__Exercise requirements__
Reproduce word for word the part of the forum posts on curfews and strict parents that begins with "Name: Shanda Skeeters" and ends after "on the streets.".

__Text section__
——————
Name: Shanda Skeeters
Country: India
what do you guys think of curfews? im doing a debate in speech and i would like to know what you guys think.

Name: Liana
Country: USA
i am a 14 year old and i think that my parents are too overprotective. when i had a boyfriend and i wanted to go to the movies with him, they wouldn't let me go even with friends. i'm not allowed to go to parties with boys or even talk to boys. my dad is the worse parent out of the two whenever i ask him when i am allowed to go out with a group of friends, he just pretends he can't hear me or he makes me feal like i'm or sumthing. i've tried talking to him about a million times but he just will not let me grow up. all is that i'm asking from him is to give me more freedom, because when i grow up i'll be scared to go out on the streets.

Name: Bevtoya Bunch
Country: USA
sometimes parents go too far when it comes to their children . we were not brought in to this worl with a instruction manual so they have to do what they think is best but at the same time they need to realize that children do grow up and if they want them to be responsible adults then they need the chance to become one god bless you all.
——————
__Dataset extract__
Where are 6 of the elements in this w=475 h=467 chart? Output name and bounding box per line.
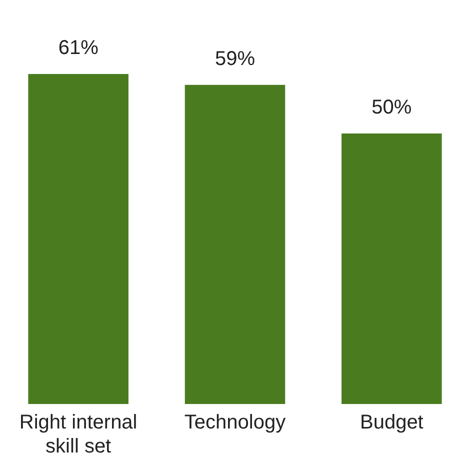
——————
__Task result__
Name: Shanda Skeeters
Country: India
what do you guys think of curfews? im doing a debate in speech and i would like to know what you guys think.

Name: Liana
Country: USA
i am a 14 year old and i think that my parents are too overprotective. when i had a boyfriend and i wanted to go to the movies with him, they wouldn't let me go even with friends. i'm not allowed to go to parties with boys or even talk to boys. my dad is the worse parent out of the two whenever i ask him when i am allowed to go out with a group of friends, he just pretends he can't hear me or he makes me feal like i'm or sumthing. i've tried talking to him about a million times but he just will not let me grow up. all is that i'm asking from him is to give me more freedom, because when i grow up i'll be scared to go out on the streets.